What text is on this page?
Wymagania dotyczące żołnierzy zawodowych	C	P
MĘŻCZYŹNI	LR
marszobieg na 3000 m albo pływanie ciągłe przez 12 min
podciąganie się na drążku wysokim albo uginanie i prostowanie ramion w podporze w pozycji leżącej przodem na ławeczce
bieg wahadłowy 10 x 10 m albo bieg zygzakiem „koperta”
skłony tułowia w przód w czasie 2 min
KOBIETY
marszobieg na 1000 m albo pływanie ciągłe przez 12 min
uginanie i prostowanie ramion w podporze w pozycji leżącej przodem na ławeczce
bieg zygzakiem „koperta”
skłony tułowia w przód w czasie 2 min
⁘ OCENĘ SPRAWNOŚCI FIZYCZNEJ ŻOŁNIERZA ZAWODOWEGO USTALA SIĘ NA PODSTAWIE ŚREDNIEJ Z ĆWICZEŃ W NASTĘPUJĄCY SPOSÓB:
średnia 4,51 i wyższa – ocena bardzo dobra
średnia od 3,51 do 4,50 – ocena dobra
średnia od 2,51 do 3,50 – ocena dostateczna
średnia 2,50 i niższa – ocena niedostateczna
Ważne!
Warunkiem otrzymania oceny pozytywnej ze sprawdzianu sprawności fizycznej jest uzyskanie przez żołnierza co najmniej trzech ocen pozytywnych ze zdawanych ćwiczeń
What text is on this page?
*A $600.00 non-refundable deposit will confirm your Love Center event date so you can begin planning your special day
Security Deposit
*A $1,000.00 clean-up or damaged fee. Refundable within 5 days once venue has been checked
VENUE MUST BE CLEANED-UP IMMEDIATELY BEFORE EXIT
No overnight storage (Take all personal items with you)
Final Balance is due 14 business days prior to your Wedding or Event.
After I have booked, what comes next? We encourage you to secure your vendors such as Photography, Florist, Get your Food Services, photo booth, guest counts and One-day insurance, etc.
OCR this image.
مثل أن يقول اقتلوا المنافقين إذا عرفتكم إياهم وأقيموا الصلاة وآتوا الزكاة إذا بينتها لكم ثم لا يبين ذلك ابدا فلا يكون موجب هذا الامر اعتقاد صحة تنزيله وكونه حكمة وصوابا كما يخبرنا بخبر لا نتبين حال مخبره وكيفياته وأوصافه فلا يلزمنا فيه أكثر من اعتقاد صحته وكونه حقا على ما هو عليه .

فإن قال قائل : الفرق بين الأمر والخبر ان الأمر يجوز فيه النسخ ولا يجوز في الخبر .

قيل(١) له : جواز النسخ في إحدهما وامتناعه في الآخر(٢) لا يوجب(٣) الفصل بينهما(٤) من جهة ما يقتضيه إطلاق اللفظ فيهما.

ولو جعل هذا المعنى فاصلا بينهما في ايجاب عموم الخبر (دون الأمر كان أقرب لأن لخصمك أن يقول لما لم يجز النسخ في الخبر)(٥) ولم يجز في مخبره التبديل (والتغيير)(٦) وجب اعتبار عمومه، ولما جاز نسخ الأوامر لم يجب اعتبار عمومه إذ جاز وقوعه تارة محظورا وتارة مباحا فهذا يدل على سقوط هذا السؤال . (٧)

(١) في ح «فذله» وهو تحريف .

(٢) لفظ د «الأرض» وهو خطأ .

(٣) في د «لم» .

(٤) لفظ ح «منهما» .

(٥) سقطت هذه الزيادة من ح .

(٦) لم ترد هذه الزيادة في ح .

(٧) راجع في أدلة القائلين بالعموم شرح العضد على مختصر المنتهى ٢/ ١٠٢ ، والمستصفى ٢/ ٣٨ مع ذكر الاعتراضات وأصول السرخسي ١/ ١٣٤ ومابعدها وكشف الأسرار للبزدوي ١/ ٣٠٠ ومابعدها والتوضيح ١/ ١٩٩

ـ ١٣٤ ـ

__Short problem__
Pick out every line of the listing containing the word "uginanie", and show those lines.

__Worked solution__
podciąganie się na drążku wysokim albo uginanie i prostowanie ramion w podporze w pozycji leżącej przodem na ławeczce
uginanie i prostowanie ramion w podporze w pozycji leżącej przodem na ławeczce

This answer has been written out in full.